• _Goal_:
Collect every line of the records below that contains the word "browser".

* * * * * * *

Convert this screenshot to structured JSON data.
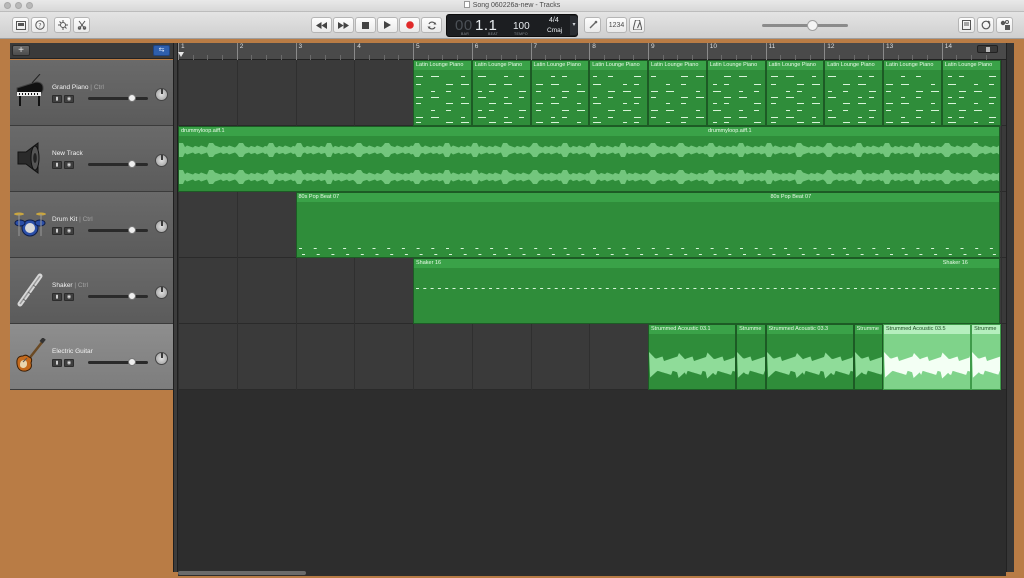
{
  "window": {
    "title": "Song 060226a-new - Tracks"
  },
  "toolbar": {
    "left_icons": [
      "library-icon",
      "help-icon",
      "smart-controls-icon",
      "editors-icon"
    ],
    "transport": [
      "rewind-icon",
      "forward-icon",
      "stop-icon",
      "play-icon",
      "record-icon",
      "cycle-icon"
    ],
    "right_icons": [
      "tuner-icon",
      "count-in-icon",
      "metronome-icon",
      "notepad-icon",
      "loop-browser-icon",
      "media-browser-icon"
    ],
    "count_in_label": "1234",
    "volume_level": 0.58
  },
  "lcd": {
    "bar_prefix": "00",
    "position": "1.1",
    "tempo": "100",
    "time_signature": "4/4",
    "key": "Cmaj",
    "caption_bar": "BAR",
    "caption_beat": "BEAT",
    "caption_tempo": "TEMPO"
  },
  "tracks_header": {
    "add_label": "+",
    "smart_label": "⇆"
  },
  "tracks": [
    {
      "name": "Grand Piano",
      "ctrl": "Ctrl",
      "icon": "grand-piano-icon",
      "selected": false
    },
    {
      "name": "New Track",
      "ctrl": "",
      "icon": "speaker-icon",
      "selected": false
    },
    {
      "name": "Drum Kit",
      "ctrl": "Ctrl",
      "icon": "drum-kit-icon",
      "selected": false
    },
    {
      "name": "Shaker",
      "ctrl": "Ctrl",
      "icon": "shaker-icon",
      "selected": false
    },
    {
      "name": "Electric Guitar",
      "ctrl": "",
      "icon": "electric-guitar-icon",
      "selected": true
    }
  ],
  "ruler": {
    "bars": [
      "1",
      "2",
      "3",
      "4",
      "5",
      "6",
      "7",
      "8",
      "9",
      "10",
      "11",
      "12",
      "13",
      "14"
    ]
  },
  "regions": {
    "piano": [
      "Latin Lounge Piano",
      "Latin Lounge Piano",
      "Latin Lounge Piano",
      "Latin Lounge Piano",
      "Latin Lounge Piano",
      "Latin Lounge Piano",
      "Latin Lounge Piano",
      "Latin Lounge Piano",
      "Latin Lounge Piano",
      "Latin Lounge Piano"
    ],
    "drummy": [
      "drummyloop.aiff.1",
      "drummyloop.aiff.1"
    ],
    "beat": [
      "80s Pop Beat 07",
      "80s Pop Beat 07"
    ],
    "shaker": [
      "Shaker 16",
      "Shaker 16"
    ],
    "guitar": [
      "Strummed Acoustic 03.1",
      "Strumme",
      "Strummed Acoustic 03.3",
      "Strumme",
      "Strummed Acoustic 03.5",
      "Strumme"
    ]
  }
}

* * * * * * *

• _Task solution_:
      "loop-browser-icon",
      "media-browser-icon"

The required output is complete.